• [Exercise details] Write out exactly the lines from the one containing "Transcribe the text in this document." through the last line of the records below, both included, and leave out any pictures.

• [Data for processing]
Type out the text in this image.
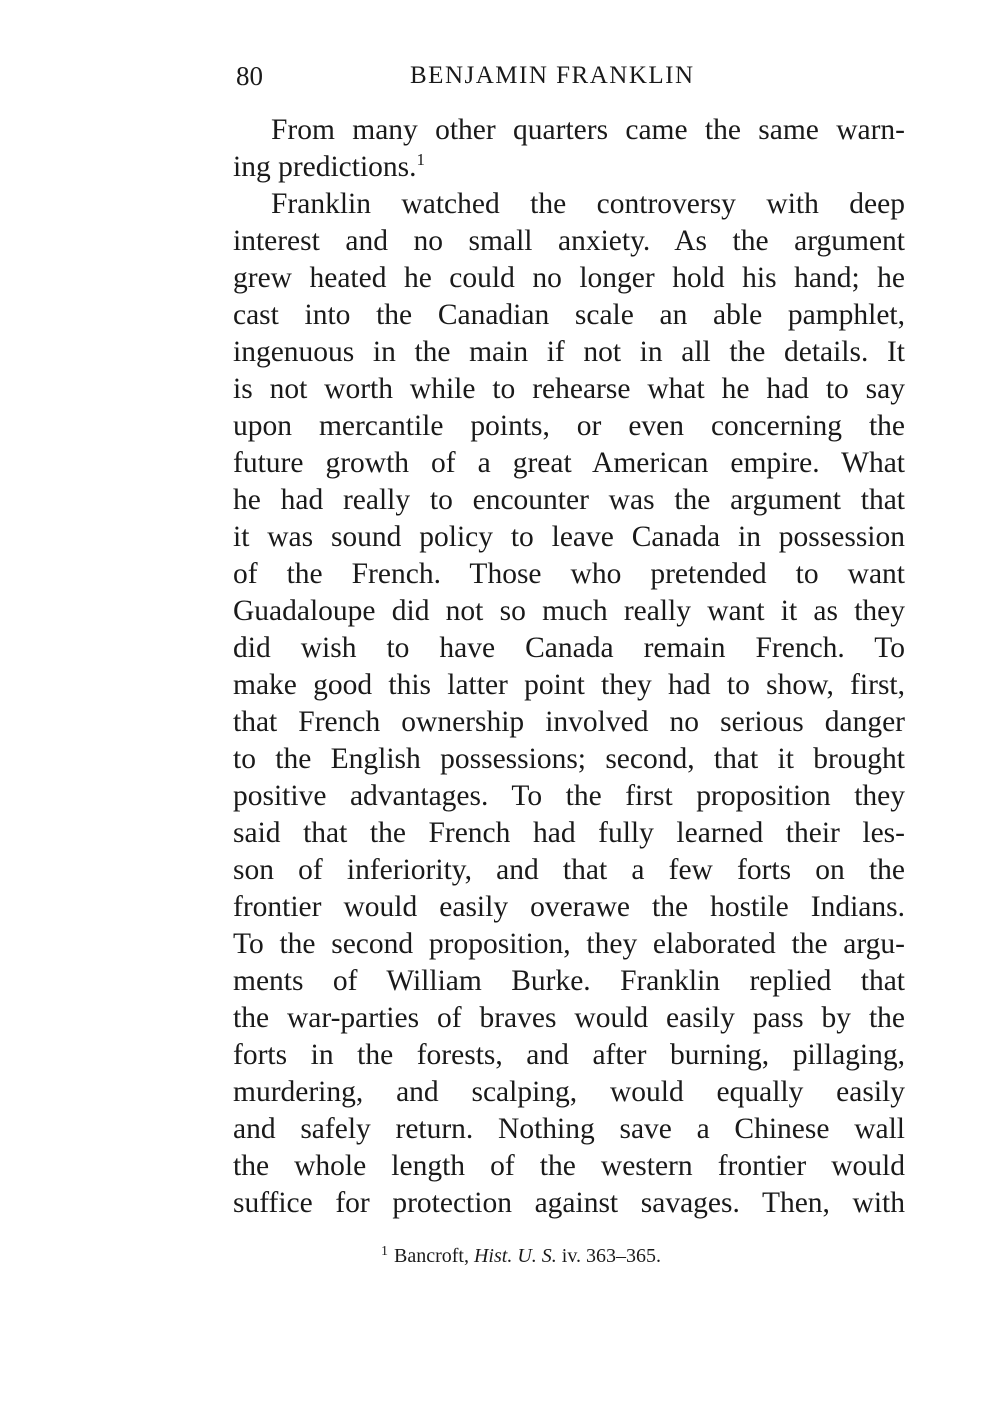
80	BENJAMIN FRANKLIN
From many other quarters came the same warn-
ing predictions.$^1$
Franklin watched the controversy with deep
interest and no small anxiety. As the argument
grew heated he could no longer hold his hand; he
cast into the Canadian scale an able pamphlet,
ingenuous in the main if not in all the details. It
is not worth while to rehearse what he had to say
upon mercantile points, or even concerning the
future growth of a great American empire. What
he had really to encounter was the argument that
it was sound policy to leave Canada in possession
of the French. Those who pretended to want
Guadaloupe did not so much really want it as they
did wish to have Canada remain French. To
make good this latter point they had to show, first,
that French ownership involved no serious danger
to the English possessions; second, that it brought
positive advantages. To the first proposition they
said that the French had fully learned their les-
son of inferiority, and that a few forts on the
frontier would easily overawe the hostile Indians.
To the second proposition, they elaborated the argu-
ments of William Burke. Franklin replied that
the war-parties of braves would easily pass by the
forts in the forests, and after burning, pillaging,
murdering, and scalping, would equally easily
and safely return. Nothing save a Chinese wall
the whole length of the western frontier would
suffice for protection against savages. Then, with
$^1$ Bancroft, Hist. U. S. iv. 363–365.
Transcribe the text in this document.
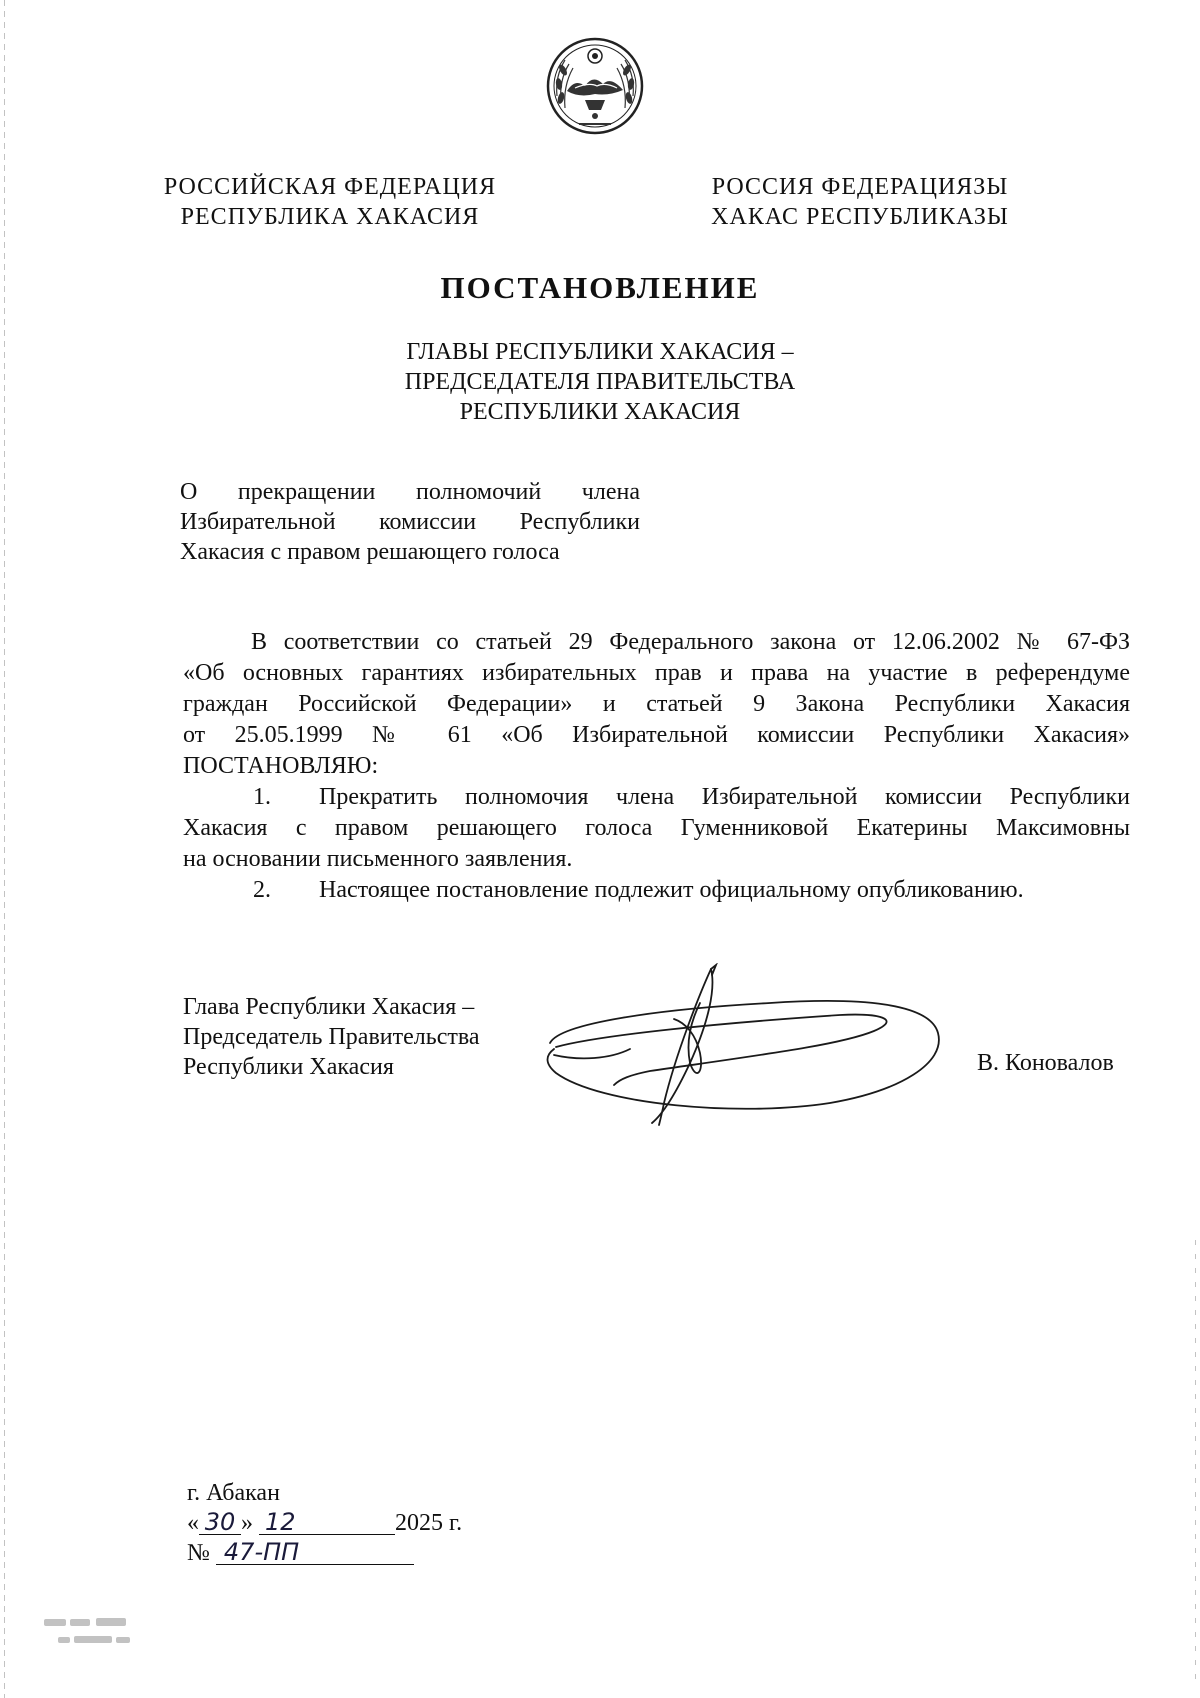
РОССИЙСКАЯ ФЕДЕРАЦИЯ
РЕСПУБЛИКА ХАКАСИЯ
РОССИЯ ФЕДЕРАЦИЯЗЫ
ХАКАС РЕСПУБЛИКАЗЫ
ПОСТАНОВЛЕНИЕ
ГЛАВЫ РЕСПУБЛИКИ ХАКАСИЯ –
ПРЕДСЕДАТЕЛЯ ПРАВИТЕЛЬСТВА
РЕСПУБЛИКИ ХАКАСИЯ
О прекращении полномочий члена
Избирательной комиссии Республики
Хакасия с правом решающего голоса
В соответствии со статьей 29 Федерального закона от 12.06.2002 № 67-ФЗ
«Об основных гарантиях избирательных прав и права на участие в референдуме
граждан Российской Федерации» и статьей 9 Закона Республики Хакасия
от 25.05.1999 № 61 «Об Избирательной комиссии Республики Хакасия»
ПОСТАНОВЛЯЮ:
1. Прекратить полномочия члена Избирательной комиссии Республики
Хакасия с правом решающего голоса Гуменниковой Екатерины Максимовны
на основании письменного заявления.
2. Настоящее постановление подлежит официальному опубликованию.
Глава Республики Хакасия –
Председатель Правительства
Республики Хакасия	В. Коновалов
г. Абакан
« 30 » 12	2025 г.
№ 47-ПП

• [Exercise output]
Transcribe the text in this document.
РОССИЙСКАЯ ФЕДЕРАЦИЯ
РЕСПУБЛИКА ХАКАСИЯ
РОССИЯ ФЕДЕРАЦИЯЗЫ
ХАКАС РЕСПУБЛИКАЗЫ
ПОСТАНОВЛЕНИЕ
ГЛАВЫ РЕСПУБЛИКИ ХАКАСИЯ –
ПРЕДСЕДАТЕЛЯ ПРАВИТЕЛЬСТВА
РЕСПУБЛИКИ ХАКАСИЯ
О прекращении полномочий члена
Избирательной комиссии Республики
Хакасия с правом решающего голоса
В соответствии со статьей 29 Федерального закона от 12.06.2002 № 67-ФЗ
«Об основных гарантиях избирательных прав и права на участие в референдуме
граждан Российской Федерации» и статьей 9 Закона Республики Хакасия
от 25.05.1999 № 61 «Об Избирательной комиссии Республики Хакасия»
ПОСТАНОВЛЯЮ:
1. Прекратить полномочия члена Избирательной комиссии Республики
Хакасия с правом решающего голоса Гуменниковой Екатерины Максимовны
на основании письменного заявления.
2. Настоящее постановление подлежит официальному опубликованию.
Глава Республики Хакасия –
Председатель Правительства
Республики Хакасия	В. Коновалов
г. Абакан
« 30 » 12	2025 г.
№ 47-ПП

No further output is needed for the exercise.